What to work on: Each record must be retyped in full. No character may differ.
◆ ◆ ◆ ◆ ◆
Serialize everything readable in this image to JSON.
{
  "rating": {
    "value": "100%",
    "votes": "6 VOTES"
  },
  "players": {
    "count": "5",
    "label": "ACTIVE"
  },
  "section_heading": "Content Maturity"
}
◆ ◆ ◆ ◆ ◆
Answer to this task:
Serialize everything readable in this image to JSON.
{
  "rating": {
    "value": "100%",
    "votes": "6 VOTES"
  },
  "players": {
    "count": "5",
    "label": "ACTIVE"
  },
  "section_heading": "Content Maturity"
}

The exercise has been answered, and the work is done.